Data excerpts
-------

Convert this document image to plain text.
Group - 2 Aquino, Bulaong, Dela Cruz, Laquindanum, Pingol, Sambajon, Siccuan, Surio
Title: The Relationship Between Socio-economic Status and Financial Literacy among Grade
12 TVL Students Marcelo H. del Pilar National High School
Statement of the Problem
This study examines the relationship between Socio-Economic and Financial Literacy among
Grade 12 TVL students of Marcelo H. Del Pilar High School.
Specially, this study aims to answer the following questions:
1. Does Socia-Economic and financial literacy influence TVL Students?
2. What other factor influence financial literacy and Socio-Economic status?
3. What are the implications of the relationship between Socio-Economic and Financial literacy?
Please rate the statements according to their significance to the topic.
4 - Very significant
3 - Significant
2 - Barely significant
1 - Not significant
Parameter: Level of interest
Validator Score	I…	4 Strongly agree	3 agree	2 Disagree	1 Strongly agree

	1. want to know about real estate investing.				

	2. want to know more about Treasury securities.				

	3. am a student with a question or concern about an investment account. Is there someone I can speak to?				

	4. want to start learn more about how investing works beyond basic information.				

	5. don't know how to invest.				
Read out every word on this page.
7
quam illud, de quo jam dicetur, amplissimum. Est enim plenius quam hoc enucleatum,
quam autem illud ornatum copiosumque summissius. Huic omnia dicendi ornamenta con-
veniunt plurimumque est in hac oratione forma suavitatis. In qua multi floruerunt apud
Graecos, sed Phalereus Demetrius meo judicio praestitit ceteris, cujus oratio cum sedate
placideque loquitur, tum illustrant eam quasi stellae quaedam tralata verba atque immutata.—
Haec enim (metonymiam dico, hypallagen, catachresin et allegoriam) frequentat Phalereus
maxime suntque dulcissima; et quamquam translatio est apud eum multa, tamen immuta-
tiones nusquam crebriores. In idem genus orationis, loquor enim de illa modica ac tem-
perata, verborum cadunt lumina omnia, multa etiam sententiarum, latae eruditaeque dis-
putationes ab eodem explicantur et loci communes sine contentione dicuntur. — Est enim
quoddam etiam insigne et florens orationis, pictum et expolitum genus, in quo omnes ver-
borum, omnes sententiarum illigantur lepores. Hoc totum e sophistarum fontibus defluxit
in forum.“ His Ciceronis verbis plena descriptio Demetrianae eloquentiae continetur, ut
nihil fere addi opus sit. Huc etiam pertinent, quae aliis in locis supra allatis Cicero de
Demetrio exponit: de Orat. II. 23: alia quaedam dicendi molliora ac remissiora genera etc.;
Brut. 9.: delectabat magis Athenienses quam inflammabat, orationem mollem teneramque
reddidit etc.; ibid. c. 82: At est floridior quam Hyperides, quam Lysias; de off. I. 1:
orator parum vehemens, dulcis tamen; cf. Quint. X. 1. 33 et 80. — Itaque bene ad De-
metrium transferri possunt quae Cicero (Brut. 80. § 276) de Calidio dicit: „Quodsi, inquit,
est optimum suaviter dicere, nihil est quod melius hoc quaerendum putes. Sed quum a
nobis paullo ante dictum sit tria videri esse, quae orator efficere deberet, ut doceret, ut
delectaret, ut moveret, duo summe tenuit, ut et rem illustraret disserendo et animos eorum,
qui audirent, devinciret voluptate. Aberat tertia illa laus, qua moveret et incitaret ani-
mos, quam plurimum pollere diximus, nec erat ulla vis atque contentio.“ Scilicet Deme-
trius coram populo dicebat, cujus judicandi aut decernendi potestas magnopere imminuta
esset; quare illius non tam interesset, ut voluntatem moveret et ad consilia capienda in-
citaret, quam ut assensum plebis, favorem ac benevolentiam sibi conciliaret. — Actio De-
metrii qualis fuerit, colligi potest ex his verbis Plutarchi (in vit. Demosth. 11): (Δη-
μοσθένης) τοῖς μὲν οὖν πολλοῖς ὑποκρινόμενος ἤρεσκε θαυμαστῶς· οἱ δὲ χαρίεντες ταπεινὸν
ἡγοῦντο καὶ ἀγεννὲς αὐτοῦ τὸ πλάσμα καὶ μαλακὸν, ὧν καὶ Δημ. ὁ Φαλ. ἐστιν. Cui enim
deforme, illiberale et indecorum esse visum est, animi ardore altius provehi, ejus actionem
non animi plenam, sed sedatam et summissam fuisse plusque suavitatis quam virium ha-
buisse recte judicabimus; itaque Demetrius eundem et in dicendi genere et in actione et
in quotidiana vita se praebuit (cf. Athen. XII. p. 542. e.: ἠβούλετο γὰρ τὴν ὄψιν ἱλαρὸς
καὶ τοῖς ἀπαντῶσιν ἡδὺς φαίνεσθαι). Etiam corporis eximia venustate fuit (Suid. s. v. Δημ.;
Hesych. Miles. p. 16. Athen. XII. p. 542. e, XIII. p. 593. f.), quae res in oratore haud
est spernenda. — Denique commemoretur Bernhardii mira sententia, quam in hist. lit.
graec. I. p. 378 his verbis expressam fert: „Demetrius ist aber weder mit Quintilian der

-------

**AIM OF THE TASK**
Go through the entries and repeat each one exactly.

**ANSWER FOR THIS EXERCISE**
Convert this document image to plain text.
Group - 2 Aquino, Bulaong, Dela Cruz, Laquindanum, Pingol, Sambajon, Siccuan, Surio
Title: The Relationship Between Socio-economic Status and Financial Literacy among Grade
12 TVL Students Marcelo H. del Pilar National High School
Statement of the Problem
This study examines the relationship between Socio-Economic and Financial Literacy among
Grade 12 TVL students of Marcelo H. Del Pilar High School.
Specially, this study aims to answer the following questions:
1. Does Socia-Economic and financial literacy influence TVL Students?
2. What other factor influence financial literacy and Socio-Economic status?
3. What are the implications of the relationship between Socio-Economic and Financial literacy?
Please rate the statements according to their significance to the topic.
4 - Very significant
3 - Significant
2 - Barely significant
1 - Not significant
Parameter: Level of interest
Validator Score	I…	4 Strongly agree	3 agree	2 Disagree	1 Strongly agree

	1. want to know about real estate investing.				

	2. want to know more about Treasury securities.				

	3. am a student with a question or concern about an investment account. Is there someone I can speak to?				

	4. want to start learn more about how investing works beyond basic information.				

	5. don't know how to invest.				
Read out every word on this page.
7
quam illud, de quo jam dicetur, amplissimum. Est enim plenius quam hoc enucleatum,
quam autem illud ornatum copiosumque summissius. Huic omnia dicendi ornamenta con-
veniunt plurimumque est in hac oratione forma suavitatis. In qua multi floruerunt apud
Graecos, sed Phalereus Demetrius meo judicio praestitit ceteris, cujus oratio cum sedate
placideque loquitur, tum illustrant eam quasi stellae quaedam tralata verba atque immutata.—
Haec enim (metonymiam dico, hypallagen, catachresin et allegoriam) frequentat Phalereus
maxime suntque dulcissima; et quamquam translatio est apud eum multa, tamen immuta-
tiones nusquam crebriores. In idem genus orationis, loquor enim de illa modica ac tem-
perata, verborum cadunt lumina omnia, multa etiam sententiarum, latae eruditaeque dis-
putationes ab eodem explicantur et loci communes sine contentione dicuntur. — Est enim
quoddam etiam insigne et florens orationis, pictum et expolitum genus, in quo omnes ver-
borum, omnes sententiarum illigantur lepores. Hoc totum e sophistarum fontibus defluxit
in forum.“ His Ciceronis verbis plena descriptio Demetrianae eloquentiae continetur, ut
nihil fere addi opus sit. Huc etiam pertinent, quae aliis in locis supra allatis Cicero de
Demetrio exponit: de Orat. II. 23: alia quaedam dicendi molliora ac remissiora genera etc.;
Brut. 9.: delectabat magis Athenienses quam inflammabat, orationem mollem teneramque
reddidit etc.; ibid. c. 82: At est floridior quam Hyperides, quam Lysias; de off. I. 1:
orator parum vehemens, dulcis tamen; cf. Quint. X. 1. 33 et 80. — Itaque bene ad De-
metrium transferri possunt quae Cicero (Brut. 80. § 276) de Calidio dicit: „Quodsi, inquit,
est optimum suaviter dicere, nihil est quod melius hoc quaerendum putes. Sed quum a
nobis paullo ante dictum sit tria videri esse, quae orator efficere deberet, ut doceret, ut
delectaret, ut moveret, duo summe tenuit, ut et rem illustraret disserendo et animos eorum,
qui audirent, devinciret voluptate. Aberat tertia illa laus, qua moveret et incitaret ani-
mos, quam plurimum pollere diximus, nec erat ulla vis atque contentio.“ Scilicet Deme-
trius coram populo dicebat, cujus judicandi aut decernendi potestas magnopere imminuta
esset; quare illius non tam interesset, ut voluntatem moveret et ad consilia capienda in-
citaret, quam ut assensum plebis, favorem ac benevolentiam sibi conciliaret. — Actio De-
metrii qualis fuerit, colligi potest ex his verbis Plutarchi (in vit. Demosth. 11): (Δη-
μοσθένης) τοῖς μὲν οὖν πολλοῖς ὑποκρινόμενος ἤρεσκε θαυμαστῶς· οἱ δὲ χαρίεντες ταπεινὸν
ἡγοῦντο καὶ ἀγεννὲς αὐτοῦ τὸ πλάσμα καὶ μαλακὸν, ὧν καὶ Δημ. ὁ Φαλ. ἐστιν. Cui enim
deforme, illiberale et indecorum esse visum est, animi ardore altius provehi, ejus actionem
non animi plenam, sed sedatam et summissam fuisse plusque suavitatis quam virium ha-
buisse recte judicabimus; itaque Demetrius eundem et in dicendi genere et in actione et
in quotidiana vita se praebuit (cf. Athen. XII. p. 542. e.: ἠβούλετο γὰρ τὴν ὄψιν ἱλαρὸς
καὶ τοῖς ἀπαντῶσιν ἡδὺς φαίνεσθαι). Etiam corporis eximia venustate fuit (Suid. s. v. Δημ.;
Hesych. Miles. p. 16. Athen. XII. p. 542. e, XIII. p. 593. f.), quae res in oratore haud
est spernenda. — Denique commemoretur Bernhardii mira sententia, quam in hist. lit.
graec. I. p. 378 his verbis expressam fert: „Demetrius ist aber weder mit Quintilian der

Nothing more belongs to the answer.